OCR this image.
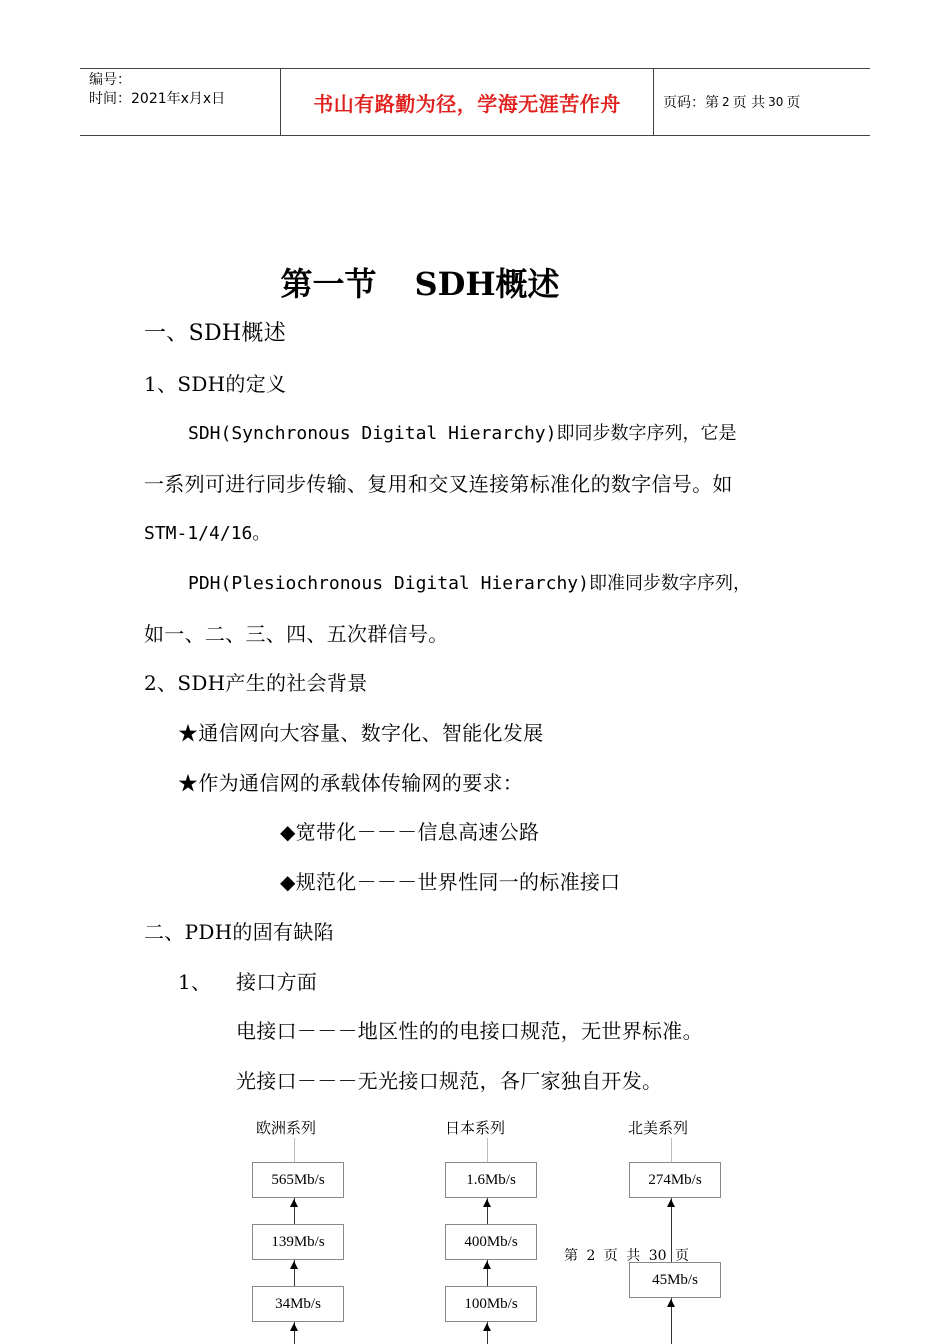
编号：
时间：2021年x月x日	书山有路勤为径，学海无涯苦作舟	页码：第 2 页 共 30 页
第一节 SDH概述
一、SDH概述
1、SDH的定义
SDH(Synchronous Digital Hierarchy)即同步数字序列，它是
一系列可进行同步传输、复用和交叉连接第标准化的数字信号。如
STM-1/4/16。
PDH(Plesiochronous Digital Hierarchy)即准同步数字序列，
如一、二、三、四、五次群信号。
2、SDH产生的社会背景
★通信网向大容量、数字化、智能化发展
★作为通信网的承载体传输网的要求：
◆宽带化－－－信息高速公路
◆规范化－－－世界性同一的标准接口
二、PDH的固有缺陷
1、 接口方面
电接口－－－地区性的的电接口规范，无世界标准。
光接口－－－无光接口规范，各厂家独自开发。
欧洲系列
565Mb/s
139Mb/s
34Mb/s
日本系列
1.6Mb/s
400Mb/s
100Mb/s
北美系列
274Mb/s
45Mb/s
第 2 页 共 30 页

* * *

Transcribe the material exactly, leaving every picture out.

OCR this image.
编号：
时间：2021年x月x日	书山有路勤为径，学海无涯苦作舟	页码：第 2 页 共 30 页
第一节 SDH概述
一、SDH概述
1、SDH的定义
SDH(Synchronous Digital Hierarchy)即同步数字序列，它是
一系列可进行同步传输、复用和交叉连接第标准化的数字信号。如
STM-1/4/16。
PDH(Plesiochronous Digital Hierarchy)即准同步数字序列，
如一、二、三、四、五次群信号。
2、SDH产生的社会背景
★通信网向大容量、数字化、智能化发展
★作为通信网的承载体传输网的要求：
◆宽带化－－－信息高速公路
◆规范化－－－世界性同一的标准接口
二、PDH的固有缺陷
1、 接口方面
电接口－－－地区性的的电接口规范，无世界标准。
光接口－－－无光接口规范，各厂家独自开发。
欧洲系列
565Mb/s
139Mb/s
34Mb/s
日本系列
1.6Mb/s
400Mb/s
100Mb/s
北美系列
274Mb/s
45Mb/s
第 2 页 共 30 页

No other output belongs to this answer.